### Perguntas
A. Diga se cada afirmação a seguir está de acordo com o texto sobre drones na agricultura. Responda sim ou não e cite entre aspas as palavras do texto que decidem. (i) Os drones alcançam uma resolução de 2 centímetros por pixel. (ii) Operar um drone custa mais de dois dólares por hectare. (iii) Os drones só analisam os dados depois de pousar.
B. Responda com base no texto sobre drones na agricultura:
(i) Onde foi publicada a análise de Javier A. Carranza Torres?
(ii) Que nome Carranza Torres deu à situação do limite de resolução dos satélites?
(iii) Que cultura é monitorada em Mato Grosso no exemplo citado?
C. Continue o texto sobre drones na agricultura a partir da última frase.

### Trecho do texto
Agricultura de precisão: como os drones estão transformando o trabalho no campo

Durante anos, os satélites dominaram o monitoramento agrícola na América Latina. No entanto, hoje os drones começam a substituí-los como ferramenta de precisão no campo.

A mudança não é pequena. Durante a última década, muitos operadores agropecuários investiram milhões em assinaturas de constelações de satélites, convencidos de que os dados do espaço eram a chave para melhorar suas colheitas.

No entanto, esse modelo mostrou fissuras. As imagens de alta precisão de satélite chegam com atraso, às vezes nubladas ou com resolução insuficiente, justamente quando o produtor mais precisa tomar decisões

Isso aponta uma recente análise do especialista Javier A. Carranza Torres publicada no Ámbito Financiero.

Carranza Torres descreveu essa situação como um “Domo de Cristal”: superar o limite de 15 a 30 centímetros de resolução do espaço exige um investimento exponencial, enquanto o benefício concreto para o produtor se achata.

uso de drones no campo

As chaves do uso de drones no campo

Diante desse cenário, os drones no campo oferecem uma alternativa concreta. Equipados com sensores multiespectrais, voam abaixo das nuvens e alcançam uma resolução de 2 centímetros por pixel, muito superior à dos satélites.

Seu custo operacional também é vantajoso. Segundo a análise, operar um drone pode custar menos de dois dólares por hectare, em comparação com o preço elevado das imagens de satélite premium.

A isso se soma a velocidade de processamento. Graças à inteligência artificial de borda —Edge AI—, os drones analisam os dados durante o voo e entregam mapas prontos para uso ao pousar.

Casos concretos ilustram a diferença. Na colheita de cana em Tucumán ou no monitoramento de soja em Mato Grosso, onde o satélite demora dias para entregar informações utilizáveis, o drone resolve em horas.

[Dados de análise do layout de página]
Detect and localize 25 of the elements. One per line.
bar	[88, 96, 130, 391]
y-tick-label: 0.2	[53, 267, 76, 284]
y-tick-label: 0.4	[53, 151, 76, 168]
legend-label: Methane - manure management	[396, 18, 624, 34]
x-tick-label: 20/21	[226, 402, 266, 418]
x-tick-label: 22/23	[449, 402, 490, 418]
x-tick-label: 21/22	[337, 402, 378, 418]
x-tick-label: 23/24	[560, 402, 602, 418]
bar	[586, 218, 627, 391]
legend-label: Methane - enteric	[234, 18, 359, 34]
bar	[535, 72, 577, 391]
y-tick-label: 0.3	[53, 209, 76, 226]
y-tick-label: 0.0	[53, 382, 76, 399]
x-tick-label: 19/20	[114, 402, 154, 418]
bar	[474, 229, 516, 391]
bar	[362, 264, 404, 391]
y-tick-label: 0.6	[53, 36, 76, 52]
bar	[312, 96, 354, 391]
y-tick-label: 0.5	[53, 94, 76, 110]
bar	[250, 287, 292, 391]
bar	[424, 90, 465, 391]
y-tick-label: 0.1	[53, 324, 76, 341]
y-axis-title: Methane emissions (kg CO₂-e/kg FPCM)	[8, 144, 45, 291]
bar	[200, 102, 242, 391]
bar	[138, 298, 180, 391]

### Respostas do exercício
A.
(i) Sim: "alcançam uma resolução de 2 centímetros por pixel".
(ii) Não: "operar um drone pode custar menos de dois dólares por hectare".
(iii) Não: "os drones analisam os dados durante o voo e entregam mapas prontos para uso ao pousar".

B.
(i) No Ámbito Financiero.
(ii) "Domo de Cristal".
(iii) Soja.

C.
uso de drones no campo

Obstáculos regulatórios e estratégia de adoção

Ainda assim, a adoção de drones no campo não está isenta de obstáculos. Na América Latina, marcos regulatórios como os da ANAC e DECEA ainda tratam equipamentos de dois quilogramas com normativas próprias da aviação comercial.

Essa fricção burocrática retarda a transição, embora a pressão por rentabilidade comece a forçar uma modernização desses processos, segundo o especialista.

Diante desse contexto, Carranza Torres propõe uma estratégia escalonada para as empresas do setor:

  • Manter o satélite para monitoramento regional e geração de índices em grande escala.
  • Reatribuir recursos para sensores no campo e capacitação para análise local.
  • Avaliar o retorno sobre o investimento: se os drones reduzirem em 20% o uso de agroquímicos, a equação favorece sua adoção.

Nesse contexto, a soberania sobre os próprios dados agrícolas emerge como uma vantagem competitiva chave. Quem controla a informação do terreno, controla a decisão produtiva.

Para Carranza Torres, o futuro do monitoramento agrícola não será orbital, mas sim uma rede capilar de sensores inteligentes que, com os pés na terra, geram a precisão real que o campo precisa.